╔══
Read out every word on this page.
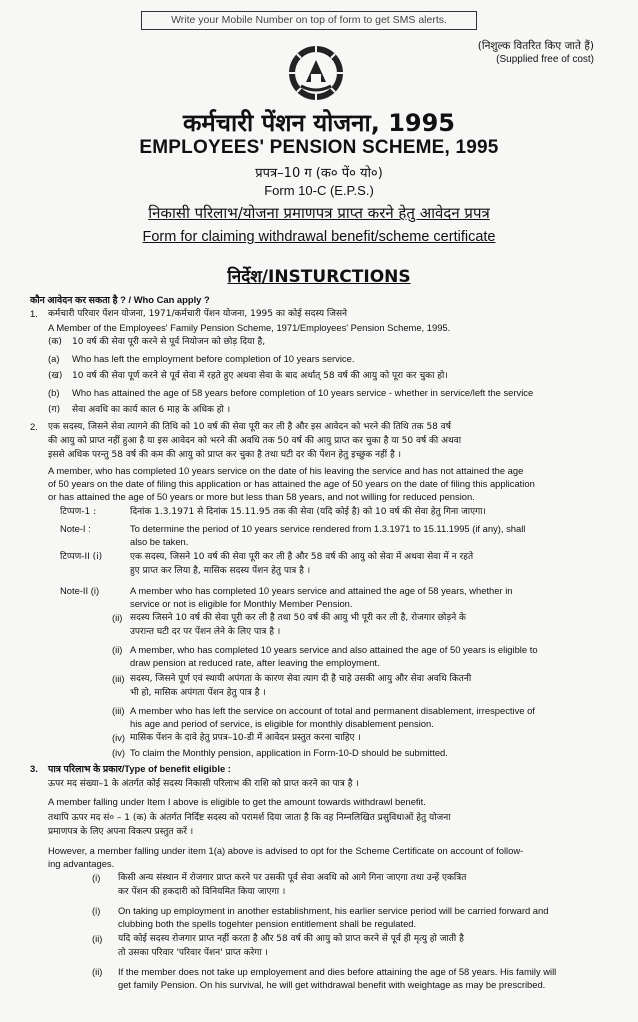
Write your Mobile Number on top of form to get SMS alerts.
(निशुल्क वितरित किए जाते हैं)
(Supplied free of cost)
कर्मचारी पेंशन योजना, 1995
EMPLOYEES' PENSION SCHEME, 1995
प्रपत्र–10 ग (क० पें० यो०)
Form 10-C (E.P.S.)
निकासी परिलाभ/योजना प्रमाणपत्र प्राप्त करने हेतु आवेदन प्रपत्र
Form for claiming withdrawal benefit/scheme certificate
निर्देश/INSTURCTIONS
कौन आवेदन कर सकता है ? / Who Can apply ?
1. कर्मचारी परिवार पेंशन योजना, 1971/कर्मचारी पेंशन योजना, 1995 का कोई सदस्य जिसने
A Member of the Employees' Family Pension Scheme, 1971/Employees' Pension Scheme, 1995.
(क) 10 वर्ष की सेवा पूरी करने से पूर्व नियोजन को छोड़ दिया है,
(a) Who has left the employment before completion of 10 years service.
(ख) 10 वर्ष की सेवा पूर्ण करने से पूर्व सेवा में रहते हुए अथवा सेवा के बाद अर्थात् 58 वर्ष की आयु को पूरा कर चुका हो।
(b) Who has attained the age of 58 years before completion of 10 years service - whether in service/left the service
(ग) सेवा अवधि का कार्य काल 6 माह के अधिक हो ।
2. एक सदस्य, जिसने सेवा त्यागने की तिथि को 10 वर्ष की सेवा पूरी कर ली है और इस आवेदन को भरने की तिथि तक 58 वर्ष
की आयु को प्राप्त नहीं हुआ है या इस आवेदन को भरने की अवधि तक 50 वर्ष की आयु प्राप्त कर चुका है या 50 वर्ष की अथवा
इससे अधिक परन्तु 58 वर्ष की कम की आयु को प्राप्त कर चुका है तथा घटी दर की पेंशन हेतु इच्छुक नहीं है ।
A member, who has completed 10 years service on the date of his leaving the service and has not attained the age
of 50 years on the date of filing this application or has attained the age of 50 years on the date of filing this application
or has attained the age of 50 years or more but less than 58 years, and not willing for reduced pension.
टिप्पण-1 :	दिनांक 1.3.1971 से दिनांक 15.11.95 तक की सेवा (यदि कोई है) को 10 वर्ष की सेवा हेतु गिना जाएगा।
Note-I :	To determine the period of 10 years service rendered from 1.3.1971 to 15.11.1995 (if any), shall
also be taken.
टिप्पण-II (i)	एक सदस्य, जिसने 10 वर्ष की सेवा पूरी कर ली है और 58 वर्ष की आयु को सेवा में अथवा सेवा में न रहते
हुए प्राप्त कर लिया है, मासिक सदस्य पेंशन हेतु पात्र है ।
Note-II (i)	A member who has completed 10 years service and attained the age of 58 years, whether in
service or not is eligible for Monthly Member Pension.
(ii) सदस्य जिसने 10 वर्ष की सेवा पूरी कर ली है तथा 50 वर्ष की आयु भी पूरी कर ली है, रोजगार छोड़ने के
उपरान्त घटी दर पर पेंशन लेने के लिए पात्र है ।
(ii) A member, who has completed 10 years service and also attained the age of 50 years is eligible to
draw pension at reduced rate, after leaving the employment.
(iii) सदस्य, जिसने पूर्ण एवं स्थायी अपंगता के कारण सेवा त्याग दी है चाहे उसकी आयु और सेवा अवधि कितनी
भी हो, मासिक अपंगता पेंशन हेतु पात्र है ।
(iii) A member who has left the service on account of total and permanent disablement, irrespective of
his age and period of service, is eligible for monthly disablement pension.
(iv) मासिक पेंशन के दावे हेतु प्रपत्र–10-डी में आवेदन प्रस्तुत करना चाहिए ।
(iv) To claim the Monthly pension, application in Form-10-D should be submitted.
3. पात्र परिलाभ के प्रकार/Type of benefit eligible :
ऊपर मद संख्या–1 के अंतर्गत कोई सदस्य निकासी परिलाभ की राशि को प्राप्त करने का पात्र है ।
A member falling under Item I above is eligible to get the amount towards withdrawl benefit.
तथापि ऊपर मद सं० – 1 (क) के अंतर्गत निर्दिष्ट सदस्य को परामर्श दिया जाता है कि वह निम्नलिखित प्रसुविधाओं हेतु योजना
प्रमाणपत्र के लिए अपना विकल्प प्रस्तुत करें ।
However, a member falling under item 1(a) above is advised to opt for the Scheme Certificate on account of follow-
ing advantages.
(i) किसी अन्य संस्थान में रोजगार प्राप्त करने पर उसकी पूर्व सेवा अवधि को आगे गिना जाएगा तथा उन्हें एकत्रित
कर पेंशन की हकदारी को विनियमित किया जाएगा ।
(i) On taking up employment in another establishment, his earlier service period will be carried forward and
clubbing both the spells togehter pension entitlement shall be regulated.
(ii) यदि कोई सदस्य रोजगार प्राप्त नहीं करता है और 58 वर्ष की आयु को प्राप्त करने से पूर्व ही मृत्यु हो जाती है
तो उसका परिवार 'परिवार पेंशन' प्राप्त करेगा ।
(ii) If the member does not take up employement and dies before attaining the age of 58 years. His family will
get family Pension. On his survival, he will get withdrawal benefit with weightage as may be prescribed.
╚══
In this exercise, set down all of the data exactly, without the pictures.

## EXERCISE ANSWER
Read out every word on this page.
Write your Mobile Number on top of form to get SMS alerts.
(निशुल्क वितरित किए जाते हैं)
(Supplied free of cost)
कर्मचारी पेंशन योजना, 1995
EMPLOYEES' PENSION SCHEME, 1995
प्रपत्र–10 ग (क० पें० यो०)
Form 10-C (E.P.S.)
निकासी परिलाभ/योजना प्रमाणपत्र प्राप्त करने हेतु आवेदन प्रपत्र
Form for claiming withdrawal benefit/scheme certificate
निर्देश/INSTURCTIONS
कौन आवेदन कर सकता है ? / Who Can apply ?
1. कर्मचारी परिवार पेंशन योजना, 1971/कर्मचारी पेंशन योजना, 1995 का कोई सदस्य जिसने
A Member of the Employees' Family Pension Scheme, 1971/Employees' Pension Scheme, 1995.
(क) 10 वर्ष की सेवा पूरी करने से पूर्व नियोजन को छोड़ दिया है,
(a) Who has left the employment before completion of 10 years service.
(ख) 10 वर्ष की सेवा पूर्ण करने से पूर्व सेवा में रहते हुए अथवा सेवा के बाद अर्थात् 58 वर्ष की आयु को पूरा कर चुका हो।
(b) Who has attained the age of 58 years before completion of 10 years service - whether in service/left the service
(ग) सेवा अवधि का कार्य काल 6 माह के अधिक हो ।
2. एक सदस्य, जिसने सेवा त्यागने की तिथि को 10 वर्ष की सेवा पूरी कर ली है और इस आवेदन को भरने की तिथि तक 58 वर्ष
की आयु को प्राप्त नहीं हुआ है या इस आवेदन को भरने की अवधि तक 50 वर्ष की आयु प्राप्त कर चुका है या 50 वर्ष की अथवा
इससे अधिक परन्तु 58 वर्ष की कम की आयु को प्राप्त कर चुका है तथा घटी दर की पेंशन हेतु इच्छुक नहीं है ।
A member, who has completed 10 years service on the date of his leaving the service and has not attained the age
of 50 years on the date of filing this application or has attained the age of 50 years on the date of filing this application
or has attained the age of 50 years or more but less than 58 years, and not willing for reduced pension.
टिप्पण-1 :	दिनांक 1.3.1971 से दिनांक 15.11.95 तक की सेवा (यदि कोई है) को 10 वर्ष की सेवा हेतु गिना जाएगा।
Note-I :	To determine the period of 10 years service rendered from 1.3.1971 to 15.11.1995 (if any), shall
also be taken.
टिप्पण-II (i)	एक सदस्य, जिसने 10 वर्ष की सेवा पूरी कर ली है और 58 वर्ष की आयु को सेवा में अथवा सेवा में न रहते
हुए प्राप्त कर लिया है, मासिक सदस्य पेंशन हेतु पात्र है ।
Note-II (i)	A member who has completed 10 years service and attained the age of 58 years, whether in
service or not is eligible for Monthly Member Pension.
(ii) सदस्य जिसने 10 वर्ष की सेवा पूरी कर ली है तथा 50 वर्ष की आयु भी पूरी कर ली है, रोजगार छोड़ने के
उपरान्त घटी दर पर पेंशन लेने के लिए पात्र है ।
(ii) A member, who has completed 10 years service and also attained the age of 50 years is eligible to
draw pension at reduced rate, after leaving the employment.
(iii) सदस्य, जिसने पूर्ण एवं स्थायी अपंगता के कारण सेवा त्याग दी है चाहे उसकी आयु और सेवा अवधि कितनी
भी हो, मासिक अपंगता पेंशन हेतु पात्र है ।
(iii) A member who has left the service on account of total and permanent disablement, irrespective of
his age and period of service, is eligible for monthly disablement pension.
(iv) मासिक पेंशन के दावे हेतु प्रपत्र–10-डी में आवेदन प्रस्तुत करना चाहिए ।
(iv) To claim the Monthly pension, application in Form-10-D should be submitted.
3. पात्र परिलाभ के प्रकार/Type of benefit eligible :
ऊपर मद संख्या–1 के अंतर्गत कोई सदस्य निकासी परिलाभ की राशि को प्राप्त करने का पात्र है ।
A member falling under Item I above is eligible to get the amount towards withdrawl benefit.
तथापि ऊपर मद सं० – 1 (क) के अंतर्गत निर्दिष्ट सदस्य को परामर्श दिया जाता है कि वह निम्नलिखित प्रसुविधाओं हेतु योजना
प्रमाणपत्र के लिए अपना विकल्प प्रस्तुत करें ।
However, a member falling under item 1(a) above is advised to opt for the Scheme Certificate on account of follow-
ing advantages.
(i) किसी अन्य संस्थान में रोजगार प्राप्त करने पर उसकी पूर्व सेवा अवधि को आगे गिना जाएगा तथा उन्हें एकत्रित
कर पेंशन की हकदारी को विनियमित किया जाएगा ।
(i) On taking up employment in another establishment, his earlier service period will be carried forward and
clubbing both the spells togehter pension entitlement shall be regulated.
(ii) यदि कोई सदस्य रोजगार प्राप्त नहीं करता है और 58 वर्ष की आयु को प्राप्त करने से पूर्व ही मृत्यु हो जाती है
तो उसका परिवार 'परिवार पेंशन' प्राप्त करेगा ।
(ii) If the member does not take up employement and dies before attaining the age of 58 years. His family will
get family Pension. On his survival, he will get withdrawal benefit with weightage as may be prescribed.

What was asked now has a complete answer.